▸ **WHAT THE TASK REQUIRES**: Render every entry verbatim.

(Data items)
___

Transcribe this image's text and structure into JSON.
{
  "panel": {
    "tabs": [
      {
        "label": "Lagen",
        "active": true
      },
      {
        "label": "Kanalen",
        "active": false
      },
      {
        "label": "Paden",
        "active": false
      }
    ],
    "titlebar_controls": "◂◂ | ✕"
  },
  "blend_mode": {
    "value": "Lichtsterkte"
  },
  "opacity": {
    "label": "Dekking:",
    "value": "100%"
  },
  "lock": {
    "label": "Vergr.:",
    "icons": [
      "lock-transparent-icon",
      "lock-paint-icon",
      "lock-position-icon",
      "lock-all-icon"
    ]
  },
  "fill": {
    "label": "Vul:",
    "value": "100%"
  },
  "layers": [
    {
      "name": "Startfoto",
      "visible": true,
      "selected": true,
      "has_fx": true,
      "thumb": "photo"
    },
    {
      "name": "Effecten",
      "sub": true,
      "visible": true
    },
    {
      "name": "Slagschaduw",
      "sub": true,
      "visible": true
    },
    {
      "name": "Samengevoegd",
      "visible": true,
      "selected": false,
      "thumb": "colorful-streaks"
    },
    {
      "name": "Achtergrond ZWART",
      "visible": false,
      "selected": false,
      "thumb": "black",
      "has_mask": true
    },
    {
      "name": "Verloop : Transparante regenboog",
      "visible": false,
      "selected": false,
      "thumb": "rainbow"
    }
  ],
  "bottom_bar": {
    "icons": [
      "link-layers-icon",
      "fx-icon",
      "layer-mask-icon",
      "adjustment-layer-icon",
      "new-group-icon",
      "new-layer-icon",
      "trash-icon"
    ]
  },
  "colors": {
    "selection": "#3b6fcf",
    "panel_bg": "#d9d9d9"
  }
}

___

▸ **EXERCISE RESPONSE**:
Transcribe this image's text and structure into JSON.
{
  "panel": {
    "tabs": [
      {
        "label": "Lagen",
        "active": true
      },
      {
        "label": "Kanalen",
        "active": false
      },
      {
        "label": "Paden",
        "active": false
      }
    ],
    "titlebar_controls": "◂◂ | ✕"
  },
  "blend_mode": {
    "value": "Lichtsterkte"
  },
  "opacity": {
    "label": "Dekking:",
    "value": "100%"
  },
  "lock": {
    "label": "Vergr.:",
    "icons": [
      "lock-transparent-icon",
      "lock-paint-icon",
      "lock-position-icon",
      "lock-all-icon"
    ]
  },
  "fill": {
    "label": "Vul:",
    "value": "100%"
  },
  "layers": [
    {
      "name": "Startfoto",
      "visible": true,
      "selected": true,
      "has_fx": true,
      "thumb": "photo"
    },
    {
      "name": "Effecten",
      "sub": true,
      "visible": true
    },
    {
      "name": "Slagschaduw",
      "sub": true,
      "visible": true
    },
    {
      "name": "Samengevoegd",
      "visible": true,
      "selected": false,
      "thumb": "colorful-streaks"
    },
    {
      "name": "Achtergrond ZWART",
      "visible": false,
      "selected": false,
      "thumb": "black",
      "has_mask": true
    },
    {
      "name": "Verloop : Transparante regenboog",
      "visible": false,
      "selected": false,
      "thumb": "rainbow"
    }
  ],
  "bottom_bar": {
    "icons": [
      "link-layers-icon",
      "fx-icon",
      "layer-mask-icon",
      "adjustment-layer-icon",
      "new-group-icon",
      "new-layer-icon",
      "trash-icon"
    ]
  },
  "colors": {
    "selection": "#3b6fcf",
    "panel_bg": "#d9d9d9"
  }
}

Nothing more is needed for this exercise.